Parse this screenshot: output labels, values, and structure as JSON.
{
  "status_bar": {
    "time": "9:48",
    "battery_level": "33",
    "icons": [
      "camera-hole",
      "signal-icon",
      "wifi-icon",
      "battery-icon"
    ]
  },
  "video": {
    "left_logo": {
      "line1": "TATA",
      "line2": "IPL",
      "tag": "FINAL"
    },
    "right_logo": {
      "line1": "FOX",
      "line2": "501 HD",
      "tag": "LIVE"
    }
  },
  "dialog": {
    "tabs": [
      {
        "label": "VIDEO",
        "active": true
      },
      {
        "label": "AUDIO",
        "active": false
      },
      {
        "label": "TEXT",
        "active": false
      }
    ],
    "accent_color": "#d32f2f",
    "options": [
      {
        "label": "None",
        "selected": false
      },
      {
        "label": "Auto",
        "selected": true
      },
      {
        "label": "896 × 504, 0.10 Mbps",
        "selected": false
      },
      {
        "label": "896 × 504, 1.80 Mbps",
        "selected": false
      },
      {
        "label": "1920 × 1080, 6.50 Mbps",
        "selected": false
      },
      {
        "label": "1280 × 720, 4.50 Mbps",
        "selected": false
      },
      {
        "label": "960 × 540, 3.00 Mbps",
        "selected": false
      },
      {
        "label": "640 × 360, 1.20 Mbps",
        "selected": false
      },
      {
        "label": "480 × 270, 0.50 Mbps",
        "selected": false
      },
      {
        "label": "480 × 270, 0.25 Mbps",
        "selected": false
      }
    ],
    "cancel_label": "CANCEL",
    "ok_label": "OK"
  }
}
-------
:: Task objective ::
Copy all the records above precisely.

:: Output below ::
Parse this screenshot: output labels, values, and structure as JSON.
{
  "status_bar": {
    "time": "9:48",
    "battery_level": "33",
    "icons": [
      "camera-hole",
      "signal-icon",
      "wifi-icon",
      "battery-icon"
    ]
  },
  "video": {
    "left_logo": {
      "line1": "TATA",
      "line2": "IPL",
      "tag": "FINAL"
    },
    "right_logo": {
      "line1": "FOX",
      "line2": "501 HD",
      "tag": "LIVE"
    }
  },
  "dialog": {
    "tabs": [
      {
        "label": "VIDEO",
        "active": true
      },
      {
        "label": "AUDIO",
        "active": false
      },
      {
        "label": "TEXT",
        "active": false
      }
    ],
    "accent_color": "#d32f2f",
    "options": [
      {
        "label": "None",
        "selected": false
      },
      {
        "label": "Auto",
        "selected": true
      },
      {
        "label": "896 × 504, 0.10 Mbps",
        "selected": false
      },
      {
        "label": "896 × 504, 1.80 Mbps",
        "selected": false
      },
      {
        "label": "1920 × 1080, 6.50 Mbps",
        "selected": false
      },
      {
        "label": "1280 × 720, 4.50 Mbps",
        "selected": false
      },
      {
        "label": "960 × 540, 3.00 Mbps",
        "selected": false
      },
      {
        "label": "640 × 360, 1.20 Mbps",
        "selected": false
      },
      {
        "label": "480 × 270, 0.50 Mbps",
        "selected": false
      },
      {
        "label": "480 × 270, 0.25 Mbps",
        "selected": false
      }
    ],
    "cancel_label": "CANCEL",
    "ok_label": "OK"
  }
}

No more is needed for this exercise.